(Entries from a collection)
= = = =
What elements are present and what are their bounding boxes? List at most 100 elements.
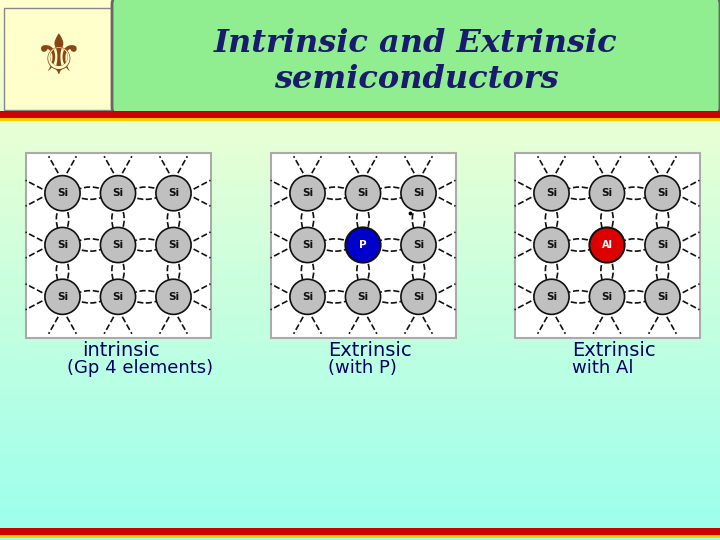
Circle shape — [290, 279, 325, 314]
Bar — [0, 413, 720, 424]
Ellipse shape — [545, 256, 558, 285]
Ellipse shape — [130, 239, 161, 251]
Ellipse shape — [56, 205, 68, 233]
Bar — [0, 152, 720, 163]
Ellipse shape — [545, 205, 558, 233]
Ellipse shape — [130, 187, 161, 199]
Text: Si: Si — [357, 188, 369, 198]
Bar — [0, 467, 720, 478]
Text: P: P — [359, 240, 366, 250]
Text: (with P): (with P) — [328, 359, 397, 377]
Text: Si: Si — [302, 188, 313, 198]
Bar — [25, 152, 210, 338]
Ellipse shape — [376, 291, 406, 303]
Bar — [0, 44, 720, 55]
Text: Si: Si — [657, 188, 668, 198]
Circle shape — [534, 227, 569, 262]
Circle shape — [534, 176, 569, 211]
Bar — [0, 35, 720, 46]
Bar — [0, 458, 720, 469]
Bar — [0, 242, 720, 253]
Circle shape — [156, 227, 191, 262]
Text: Si: Si — [546, 188, 557, 198]
Ellipse shape — [601, 205, 613, 233]
Bar — [0, 359, 720, 370]
Bar — [0, 269, 720, 280]
Ellipse shape — [413, 205, 425, 233]
Circle shape — [401, 176, 436, 211]
Bar — [0, 143, 720, 154]
Ellipse shape — [112, 256, 124, 285]
Circle shape — [401, 279, 436, 314]
Circle shape — [590, 279, 624, 314]
Bar — [0, 8, 720, 19]
Ellipse shape — [320, 291, 351, 303]
Bar — [0, 449, 720, 460]
Bar — [0, 116, 720, 127]
Bar — [0, 118, 720, 121]
Bar — [0, 188, 720, 199]
Bar — [0, 535, 720, 538]
Bar — [0, 62, 720, 73]
Text: Si: Si — [413, 188, 424, 198]
Ellipse shape — [619, 291, 650, 303]
Bar — [0, 494, 720, 505]
Bar — [515, 152, 700, 338]
Text: Si: Si — [357, 292, 369, 302]
Text: Si: Si — [112, 188, 124, 198]
Text: Si: Si — [168, 240, 179, 250]
Bar — [0, 125, 720, 136]
Bar — [0, 440, 720, 451]
Circle shape — [290, 176, 325, 211]
Bar — [0, 530, 720, 540]
Bar — [0, 98, 720, 109]
Circle shape — [590, 176, 624, 211]
Text: Si: Si — [601, 188, 613, 198]
Text: Extrinsic: Extrinsic — [328, 341, 412, 360]
Bar — [0, 404, 720, 415]
Circle shape — [645, 227, 680, 262]
Text: Extrinsic: Extrinsic — [572, 341, 656, 360]
Bar — [0, 206, 720, 217]
Text: Si: Si — [57, 188, 68, 198]
Bar — [0, 521, 720, 532]
Bar — [0, 305, 720, 316]
Ellipse shape — [564, 187, 595, 199]
Text: Si: Si — [657, 292, 668, 302]
Bar — [0, 224, 720, 235]
Bar — [0, 332, 720, 343]
Bar — [0, 107, 720, 118]
Ellipse shape — [564, 291, 595, 303]
Bar — [0, 377, 720, 388]
Text: Si: Si — [546, 292, 557, 302]
Text: ⚜: ⚜ — [34, 32, 84, 86]
Bar — [0, 314, 720, 325]
FancyBboxPatch shape — [4, 8, 114, 110]
Ellipse shape — [167, 205, 180, 233]
Bar — [0, 512, 720, 523]
Bar — [0, 395, 720, 406]
Ellipse shape — [376, 187, 406, 199]
Bar — [0, 278, 720, 289]
Bar — [0, 53, 720, 64]
Text: Si: Si — [57, 292, 68, 302]
Text: with Al: with Al — [572, 359, 634, 377]
Bar — [0, 26, 720, 37]
Ellipse shape — [56, 256, 68, 285]
Bar — [0, 485, 720, 496]
Bar — [0, 503, 720, 514]
Bar — [0, 89, 720, 100]
Bar — [0, 341, 720, 352]
Text: Si: Si — [112, 240, 124, 250]
Circle shape — [100, 227, 135, 262]
Circle shape — [45, 176, 80, 211]
Bar — [0, 422, 720, 433]
Text: Si: Si — [413, 240, 424, 250]
Ellipse shape — [357, 256, 369, 285]
Bar — [271, 152, 456, 338]
Bar — [0, 215, 720, 226]
Text: Si: Si — [168, 292, 179, 302]
Bar — [0, 528, 720, 535]
Circle shape — [346, 279, 381, 314]
Text: Intrinsic and Extrinsic: Intrinsic and Extrinsic — [214, 29, 618, 59]
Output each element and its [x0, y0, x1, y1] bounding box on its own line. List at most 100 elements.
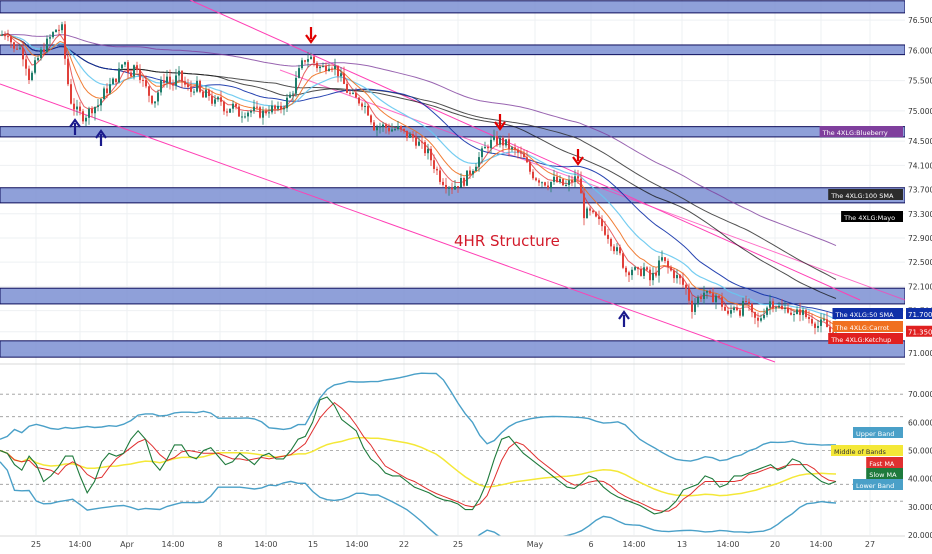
= = = =
- REQUIREMENT
Update all of the material above by changing every "Ellipse shape" to "Oval shape" and keeping everything else the same. Don't include the pictures in your answer.

- REPLY
What elements are present and what are their bounding boxes? List at most 100 elements.
Circle shape — [290, 279, 325, 314]
Bar — [0, 413, 720, 424]
Oval shape — [545, 256, 558, 285]
Oval shape — [130, 239, 161, 251]
Oval shape — [56, 205, 68, 233]
Bar — [0, 152, 720, 163]
Oval shape — [545, 205, 558, 233]
Oval shape — [130, 187, 161, 199]
Text: Si: Si — [357, 188, 369, 198]
Bar — [0, 467, 720, 478]
Text: P: P — [359, 240, 366, 250]
Text: (with P): (with P) — [328, 359, 397, 377]
Text: Si: Si — [302, 188, 313, 198]
Bar — [25, 152, 210, 338]
Oval shape — [376, 291, 406, 303]
Bar — [0, 44, 720, 55]
Text: Si: Si — [657, 188, 668, 198]
Circle shape — [534, 227, 569, 262]
Circle shape — [534, 176, 569, 211]
Bar — [0, 35, 720, 46]
Bar — [0, 458, 720, 469]
Bar — [0, 242, 720, 253]
Circle shape — [156, 227, 191, 262]
Text: Si: Si — [546, 188, 557, 198]
Oval shape — [601, 205, 613, 233]
Bar — [0, 359, 720, 370]
Bar — [0, 269, 720, 280]
Oval shape — [413, 205, 425, 233]
Circle shape — [401, 176, 436, 211]
Bar — [0, 143, 720, 154]
Oval shape — [112, 256, 124, 285]
Circle shape — [401, 279, 436, 314]
Circle shape — [590, 279, 624, 314]
Bar — [0, 8, 720, 19]
Oval shape — [320, 291, 351, 303]
Bar — [0, 449, 720, 460]
Bar — [0, 116, 720, 127]
Bar — [0, 118, 720, 121]
Bar — [0, 188, 720, 199]
Bar — [0, 535, 720, 538]
Bar — [0, 62, 720, 73]
Text: Si: Si — [413, 188, 424, 198]
Oval shape — [619, 291, 650, 303]
Bar — [0, 494, 720, 505]
Bar — [515, 152, 700, 338]
Text: Si: Si — [357, 292, 369, 302]
Text: Si: Si — [112, 188, 124, 198]
Text: Si: Si — [168, 240, 179, 250]
Bar — [0, 125, 720, 136]
Bar — [0, 440, 720, 451]
Circle shape — [290, 176, 325, 211]
Bar — [0, 530, 720, 540]
Bar — [0, 98, 720, 109]
Circle shape — [590, 176, 624, 211]
Text: Si: Si — [601, 188, 613, 198]
Text: Extrinsic: Extrinsic — [328, 341, 412, 360]
Bar — [0, 404, 720, 415]
Circle shape — [645, 227, 680, 262]
Text: Extrinsic: Extrinsic — [572, 341, 656, 360]
Bar — [0, 206, 720, 217]
Text: Si: Si — [57, 188, 68, 198]
Bar — [0, 521, 720, 532]
Bar — [0, 305, 720, 316]
Oval shape — [564, 187, 595, 199]
Text: Si: Si — [657, 292, 668, 302]
Bar — [0, 224, 720, 235]
Bar — [0, 332, 720, 343]
Bar — [0, 107, 720, 118]
Oval shape — [564, 291, 595, 303]
Bar — [0, 377, 720, 388]
Text: Si: Si — [546, 292, 557, 302]
Text: ⚜: ⚜ — [34, 32, 84, 86]
Bar — [0, 314, 720, 325]
FancyBboxPatch shape — [4, 8, 114, 110]
Oval shape — [167, 205, 180, 233]
Bar — [0, 512, 720, 523]
Bar — [0, 395, 720, 406]
Oval shape — [376, 187, 406, 199]
Bar — [0, 278, 720, 289]
Bar — [0, 53, 720, 64]
Text: Si: Si — [57, 292, 68, 302]
Text: with Al: with Al — [572, 359, 634, 377]
Bar — [0, 26, 720, 37]
Oval shape — [56, 256, 68, 285]
Bar — [0, 485, 720, 496]
Bar — [0, 503, 720, 514]
Bar — [0, 89, 720, 100]
Bar — [0, 341, 720, 352]
Text: Si: Si — [112, 240, 124, 250]
Circle shape — [100, 227, 135, 262]
Circle shape — [45, 176, 80, 211]
Bar — [0, 422, 720, 433]
Text: Si: Si — [413, 240, 424, 250]
Oval shape — [357, 256, 369, 285]
Bar — [271, 152, 456, 338]
Bar — [0, 215, 720, 226]
Text: Si: Si — [168, 292, 179, 302]
Bar — [0, 528, 720, 535]
Circle shape — [346, 279, 381, 314]
Text: Intrinsic and Extrinsic: Intrinsic and Extrinsic — [214, 29, 618, 59]
Output each element and its [x0, y0, x1, y1] bounding box on its own line. List at most 100 elements.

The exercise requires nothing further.